* _INSTRUCTION_: Give back the whole listing exactly as shown.

* _SUPPLIED DATA_:
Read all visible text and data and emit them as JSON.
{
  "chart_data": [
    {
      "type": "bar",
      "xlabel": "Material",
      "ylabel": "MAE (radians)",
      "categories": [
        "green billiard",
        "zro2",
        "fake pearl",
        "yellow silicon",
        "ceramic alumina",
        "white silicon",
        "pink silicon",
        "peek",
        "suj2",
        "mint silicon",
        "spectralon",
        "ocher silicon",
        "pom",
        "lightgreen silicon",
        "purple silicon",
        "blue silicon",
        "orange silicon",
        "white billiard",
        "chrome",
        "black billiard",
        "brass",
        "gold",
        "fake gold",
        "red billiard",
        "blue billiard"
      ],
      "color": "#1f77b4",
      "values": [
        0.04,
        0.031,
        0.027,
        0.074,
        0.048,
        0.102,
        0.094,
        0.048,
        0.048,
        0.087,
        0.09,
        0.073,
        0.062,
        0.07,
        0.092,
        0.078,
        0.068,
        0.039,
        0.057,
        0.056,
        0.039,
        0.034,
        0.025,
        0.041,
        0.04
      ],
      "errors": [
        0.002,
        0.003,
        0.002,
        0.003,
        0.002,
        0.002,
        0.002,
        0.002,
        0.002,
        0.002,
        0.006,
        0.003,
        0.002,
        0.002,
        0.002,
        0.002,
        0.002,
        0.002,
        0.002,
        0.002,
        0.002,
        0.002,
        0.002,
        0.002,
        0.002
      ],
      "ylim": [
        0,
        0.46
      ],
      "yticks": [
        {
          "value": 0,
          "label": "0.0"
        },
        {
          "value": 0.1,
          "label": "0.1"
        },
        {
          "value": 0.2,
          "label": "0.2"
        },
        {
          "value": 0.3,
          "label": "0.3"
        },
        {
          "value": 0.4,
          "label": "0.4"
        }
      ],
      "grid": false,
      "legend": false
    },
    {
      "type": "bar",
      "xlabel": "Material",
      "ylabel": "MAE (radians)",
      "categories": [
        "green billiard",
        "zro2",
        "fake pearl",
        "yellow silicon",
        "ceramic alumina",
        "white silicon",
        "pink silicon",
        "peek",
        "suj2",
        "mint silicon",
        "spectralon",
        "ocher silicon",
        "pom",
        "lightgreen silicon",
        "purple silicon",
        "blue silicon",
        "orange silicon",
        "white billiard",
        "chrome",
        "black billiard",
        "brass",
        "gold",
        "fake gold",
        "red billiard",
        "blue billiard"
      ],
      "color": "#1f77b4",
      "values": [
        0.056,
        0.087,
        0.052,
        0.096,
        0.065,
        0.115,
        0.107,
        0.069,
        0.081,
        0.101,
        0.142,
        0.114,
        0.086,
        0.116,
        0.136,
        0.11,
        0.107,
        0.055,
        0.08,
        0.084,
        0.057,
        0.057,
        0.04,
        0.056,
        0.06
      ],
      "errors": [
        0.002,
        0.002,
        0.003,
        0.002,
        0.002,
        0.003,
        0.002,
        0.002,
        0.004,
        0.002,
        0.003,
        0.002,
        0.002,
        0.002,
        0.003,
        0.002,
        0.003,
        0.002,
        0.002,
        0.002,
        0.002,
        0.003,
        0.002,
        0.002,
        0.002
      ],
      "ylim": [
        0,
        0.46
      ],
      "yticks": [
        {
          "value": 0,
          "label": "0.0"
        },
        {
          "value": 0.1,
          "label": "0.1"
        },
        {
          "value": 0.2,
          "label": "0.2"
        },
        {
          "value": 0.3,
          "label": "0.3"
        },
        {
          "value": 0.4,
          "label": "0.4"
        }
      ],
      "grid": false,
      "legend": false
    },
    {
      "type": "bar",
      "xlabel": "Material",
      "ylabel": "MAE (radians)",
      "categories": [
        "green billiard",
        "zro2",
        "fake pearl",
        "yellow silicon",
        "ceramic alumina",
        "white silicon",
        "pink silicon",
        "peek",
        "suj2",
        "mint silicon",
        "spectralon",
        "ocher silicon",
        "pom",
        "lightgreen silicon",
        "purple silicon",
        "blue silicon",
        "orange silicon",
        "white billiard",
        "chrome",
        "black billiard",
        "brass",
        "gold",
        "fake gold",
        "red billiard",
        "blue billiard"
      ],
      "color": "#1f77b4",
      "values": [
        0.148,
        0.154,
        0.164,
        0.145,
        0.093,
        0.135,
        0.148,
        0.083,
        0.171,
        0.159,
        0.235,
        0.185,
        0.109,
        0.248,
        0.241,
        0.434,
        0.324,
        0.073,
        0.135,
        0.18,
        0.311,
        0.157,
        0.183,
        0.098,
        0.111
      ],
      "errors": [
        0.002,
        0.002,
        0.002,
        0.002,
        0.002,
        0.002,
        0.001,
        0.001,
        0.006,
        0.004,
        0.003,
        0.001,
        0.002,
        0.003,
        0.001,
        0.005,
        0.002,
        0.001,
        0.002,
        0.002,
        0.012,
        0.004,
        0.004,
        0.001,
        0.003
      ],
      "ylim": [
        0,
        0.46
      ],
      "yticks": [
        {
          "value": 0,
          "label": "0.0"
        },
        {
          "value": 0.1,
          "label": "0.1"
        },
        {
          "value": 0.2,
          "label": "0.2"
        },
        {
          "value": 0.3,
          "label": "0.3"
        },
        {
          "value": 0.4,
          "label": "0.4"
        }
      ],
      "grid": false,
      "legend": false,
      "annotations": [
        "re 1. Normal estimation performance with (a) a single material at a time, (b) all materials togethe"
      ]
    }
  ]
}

* _TASK SOLUTION_:
Read all visible text and data and emit them as JSON.
{
  "chart_data": [
    {
      "type": "bar",
      "xlabel": "Material",
      "ylabel": "MAE (radians)",
      "categories": [
        "green billiard",
        "zro2",
        "fake pearl",
        "yellow silicon",
        "ceramic alumina",
        "white silicon",
        "pink silicon",
        "peek",
        "suj2",
        "mint silicon",
        "spectralon",
        "ocher silicon",
        "pom",
        "lightgreen silicon",
        "purple silicon",
        "blue silicon",
        "orange silicon",
        "white billiard",
        "chrome",
        "black billiard",
        "brass",
        "gold",
        "fake gold",
        "red billiard",
        "blue billiard"
      ],
      "color": "#1f77b4",
      "values": [
        0.04,
        0.031,
        0.027,
        0.074,
        0.048,
        0.102,
        0.094,
        0.048,
        0.048,
        0.087,
        0.09,
        0.073,
        0.062,
        0.07,
        0.092,
        0.078,
        0.068,
        0.039,
        0.057,
        0.056,
        0.039,
        0.034,
        0.025,
        0.041,
        0.04
      ],
      "errors": [
        0.002,
        0.003,
        0.002,
        0.003,
        0.002,
        0.002,
        0.002,
        0.002,
        0.002,
        0.002,
        0.006,
        0.003,
        0.002,
        0.002,
        0.002,
        0.002,
        0.002,
        0.002,
        0.002,
        0.002,
        0.002,
        0.002,
        0.002,
        0.002,
        0.002
      ],
      "ylim": [
        0,
        0.46
      ],
      "yticks": [
        {
          "value": 0,
          "label": "0.0"
        },
        {
          "value": 0.1,
          "label": "0.1"
        },
        {
          "value": 0.2,
          "label": "0.2"
        },
        {
          "value": 0.3,
          "label": "0.3"
        },
        {
          "value": 0.4,
          "label": "0.4"
        }
      ],
      "grid": false,
      "legend": false
    },
    {
      "type": "bar",
      "xlabel": "Material",
      "ylabel": "MAE (radians)",
      "categories": [
        "green billiard",
        "zro2",
        "fake pearl",
        "yellow silicon",
        "ceramic alumina",
        "white silicon",
        "pink silicon",
        "peek",
        "suj2",
        "mint silicon",
        "spectralon",
        "ocher silicon",
        "pom",
        "lightgreen silicon",
        "purple silicon",
        "blue silicon",
        "orange silicon",
        "white billiard",
        "chrome",
        "black billiard",
        "brass",
        "gold",
        "fake gold",
        "red billiard",
        "blue billiard"
      ],
      "color": "#1f77b4",
      "values": [
        0.056,
        0.087,
        0.052,
        0.096,
        0.065,
        0.115,
        0.107,
        0.069,
        0.081,
        0.101,
        0.142,
        0.114,
        0.086,
        0.116,
        0.136,
        0.11,
        0.107,
        0.055,
        0.08,
        0.084,
        0.057,
        0.057,
        0.04,
        0.056,
        0.06
      ],
      "errors": [
        0.002,
        0.002,
        0.003,
        0.002,
        0.002,
        0.003,
        0.002,
        0.002,
        0.004,
        0.002,
        0.003,
        0.002,
        0.002,
        0.002,
        0.003,
        0.002,
        0.003,
        0.002,
        0.002,
        0.002,
        0.002,
        0.003,
        0.002,
        0.002,
        0.002
      ],
      "ylim": [
        0,
        0.46
      ],
      "yticks": [
        {
          "value": 0,
          "label": "0.0"
        },
        {
          "value": 0.1,
          "label": "0.1"
        },
        {
          "value": 0.2,
          "label": "0.2"
        },
        {
          "value": 0.3,
          "label": "0.3"
        },
        {
          "value": 0.4,
          "label": "0.4"
        }
      ],
      "grid": false,
      "legend": false
    },
    {
      "type": "bar",
      "xlabel": "Material",
      "ylabel": "MAE (radians)",
      "categories": [
        "green billiard",
        "zro2",
        "fake pearl",
        "yellow silicon",
        "ceramic alumina",
        "white silicon",
        "pink silicon",
        "peek",
        "suj2",
        "mint silicon",
        "spectralon",
        "ocher silicon",
        "pom",
        "lightgreen silicon",
        "purple silicon",
        "blue silicon",
        "orange silicon",
        "white billiard",
        "chrome",
        "black billiard",
        "brass",
        "gold",
        "fake gold",
        "red billiard",
        "blue billiard"
      ],
      "color": "#1f77b4",
      "values": [
        0.148,
        0.154,
        0.164,
        0.145,
        0.093,
        0.135,
        0.148,
        0.083,
        0.171,
        0.159,
        0.235,
        0.185,
        0.109,
        0.248,
        0.241,
        0.434,
        0.324,
        0.073,
        0.135,
        0.18,
        0.311,
        0.157,
        0.183,
        0.098,
        0.111
      ],
      "errors": [
        0.002,
        0.002,
        0.002,
        0.002,
        0.002,
        0.002,
        0.001,
        0.001,
        0.006,
        0.004,
        0.003,
        0.001,
        0.002,
        0.003,
        0.001,
        0.005,
        0.002,
        0.001,
        0.002,
        0.002,
        0.012,
        0.004,
        0.004,
        0.001,
        0.003
      ],
      "ylim": [
        0,
        0.46
      ],
      "yticks": [
        {
          "value": 0,
          "label": "0.0"
        },
        {
          "value": 0.1,
          "label": "0.1"
        },
        {
          "value": 0.2,
          "label": "0.2"
        },
        {
          "value": 0.3,
          "label": "0.3"
        },
        {
          "value": 0.4,
          "label": "0.4"
        }
      ],
      "grid": false,
      "legend": false,
      "annotations": [
        "re 1. Normal estimation performance with (a) a single material at a time, (b) all materials togethe"
      ]
    }
  ]
}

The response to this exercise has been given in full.